Render every entry verbatim.
---
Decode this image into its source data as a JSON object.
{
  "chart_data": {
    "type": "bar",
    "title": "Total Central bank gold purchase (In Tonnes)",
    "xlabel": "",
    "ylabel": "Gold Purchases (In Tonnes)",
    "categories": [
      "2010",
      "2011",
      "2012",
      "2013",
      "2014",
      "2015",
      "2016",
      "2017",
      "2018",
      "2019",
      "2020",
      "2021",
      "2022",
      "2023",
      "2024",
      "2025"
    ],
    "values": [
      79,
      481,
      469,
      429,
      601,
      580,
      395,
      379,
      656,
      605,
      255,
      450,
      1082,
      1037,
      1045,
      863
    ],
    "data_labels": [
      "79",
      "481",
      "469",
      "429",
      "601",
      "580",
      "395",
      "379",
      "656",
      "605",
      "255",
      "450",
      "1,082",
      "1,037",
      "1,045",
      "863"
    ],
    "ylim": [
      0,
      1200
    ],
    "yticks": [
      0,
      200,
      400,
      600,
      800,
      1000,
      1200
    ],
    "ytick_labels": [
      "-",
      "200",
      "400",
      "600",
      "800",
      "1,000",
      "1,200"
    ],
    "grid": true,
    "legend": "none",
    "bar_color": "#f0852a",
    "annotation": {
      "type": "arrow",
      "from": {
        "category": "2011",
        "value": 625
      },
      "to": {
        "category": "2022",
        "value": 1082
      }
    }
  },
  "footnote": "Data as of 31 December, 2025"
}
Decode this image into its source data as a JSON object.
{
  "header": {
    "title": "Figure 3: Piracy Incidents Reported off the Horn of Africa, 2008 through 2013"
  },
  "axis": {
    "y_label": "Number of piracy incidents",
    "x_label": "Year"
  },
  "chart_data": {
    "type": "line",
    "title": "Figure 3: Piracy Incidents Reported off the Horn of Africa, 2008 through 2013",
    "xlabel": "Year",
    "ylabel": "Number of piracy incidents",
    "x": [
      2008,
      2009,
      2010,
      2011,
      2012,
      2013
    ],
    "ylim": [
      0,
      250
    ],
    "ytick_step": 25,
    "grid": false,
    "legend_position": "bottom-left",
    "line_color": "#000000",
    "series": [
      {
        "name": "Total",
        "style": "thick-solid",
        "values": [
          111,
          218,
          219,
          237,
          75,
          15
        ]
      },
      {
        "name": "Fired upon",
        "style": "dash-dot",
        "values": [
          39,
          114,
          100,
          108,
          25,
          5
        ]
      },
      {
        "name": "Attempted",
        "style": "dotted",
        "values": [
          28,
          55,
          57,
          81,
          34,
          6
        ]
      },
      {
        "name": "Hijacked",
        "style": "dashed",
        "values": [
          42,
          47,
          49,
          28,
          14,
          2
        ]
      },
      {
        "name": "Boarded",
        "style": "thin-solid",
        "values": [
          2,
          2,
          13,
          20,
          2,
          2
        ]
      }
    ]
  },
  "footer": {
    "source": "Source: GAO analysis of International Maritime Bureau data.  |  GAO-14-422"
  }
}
---
### Response to this exercise
Decode this image into its source data as a JSON object.
{
  "chart_data": {
    "type": "bar",
    "title": "Total Central bank gold purchase (In Tonnes)",
    "xlabel": "",
    "ylabel": "Gold Purchases (In Tonnes)",
    "categories": [
      "2010",
      "2011",
      "2012",
      "2013",
      "2014",
      "2015",
      "2016",
      "2017",
      "2018",
      "2019",
      "2020",
      "2021",
      "2022",
      "2023",
      "2024",
      "2025"
    ],
    "values": [
      79,
      481,
      469,
      429,
      601,
      580,
      395,
      379,
      656,
      605,
      255,
      450,
      1082,
      1037,
      1045,
      863
    ],
    "data_labels": [
      "79",
      "481",
      "469",
      "429",
      "601",
      "580",
      "395",
      "379",
      "656",
      "605",
      "255",
      "450",
      "1,082",
      "1,037",
      "1,045",
      "863"
    ],
    "ylim": [
      0,
      1200
    ],
    "yticks": [
      0,
      200,
      400,
      600,
      800,
      1000,
      1200
    ],
    "ytick_labels": [
      "-",
      "200",
      "400",
      "600",
      "800",
      "1,000",
      "1,200"
    ],
    "grid": true,
    "legend": "none",
    "bar_color": "#f0852a",
    "annotation": {
      "type": "arrow",
      "from": {
        "category": "2011",
        "value": 625
      },
      "to": {
        "category": "2022",
        "value": 1082
      }
    }
  },
  "footnote": "Data as of 31 December, 2025"
}
Decode this image into its source data as a JSON object.
{
  "header": {
    "title": "Figure 3: Piracy Incidents Reported off the Horn of Africa, 2008 through 2013"
  },
  "axis": {
    "y_label": "Number of piracy incidents",
    "x_label": "Year"
  },
  "chart_data": {
    "type": "line",
    "title": "Figure 3: Piracy Incidents Reported off the Horn of Africa, 2008 through 2013",
    "xlabel": "Year",
    "ylabel": "Number of piracy incidents",
    "x": [
      2008,
      2009,
      2010,
      2011,
      2012,
      2013
    ],
    "ylim": [
      0,
      250
    ],
    "ytick_step": 25,
    "grid": false,
    "legend_position": "bottom-left",
    "line_color": "#000000",
    "series": [
      {
        "name": "Total",
        "style": "thick-solid",
        "values": [
          111,
          218,
          219,
          237,
          75,
          15
        ]
      },
      {
        "name": "Fired upon",
        "style": "dash-dot",
        "values": [
          39,
          114,
          100,
          108,
          25,
          5
        ]
      },
      {
        "name": "Attempted",
        "style": "dotted",
        "values": [
          28,
          55,
          57,
          81,
          34,
          6
        ]
      },
      {
        "name": "Hijacked",
        "style": "dashed",
        "values": [
          42,
          47,
          49,
          28,
          14,
          2
        ]
      },
      {
        "name": "Boarded",
        "style": "thin-solid",
        "values": [
          2,
          2,
          13,
          20,
          2,
          2
        ]
      }
    ]
  },
  "footer": {
    "source": "Source: GAO analysis of International Maritime Bureau data.  |  GAO-14-422"
  }
}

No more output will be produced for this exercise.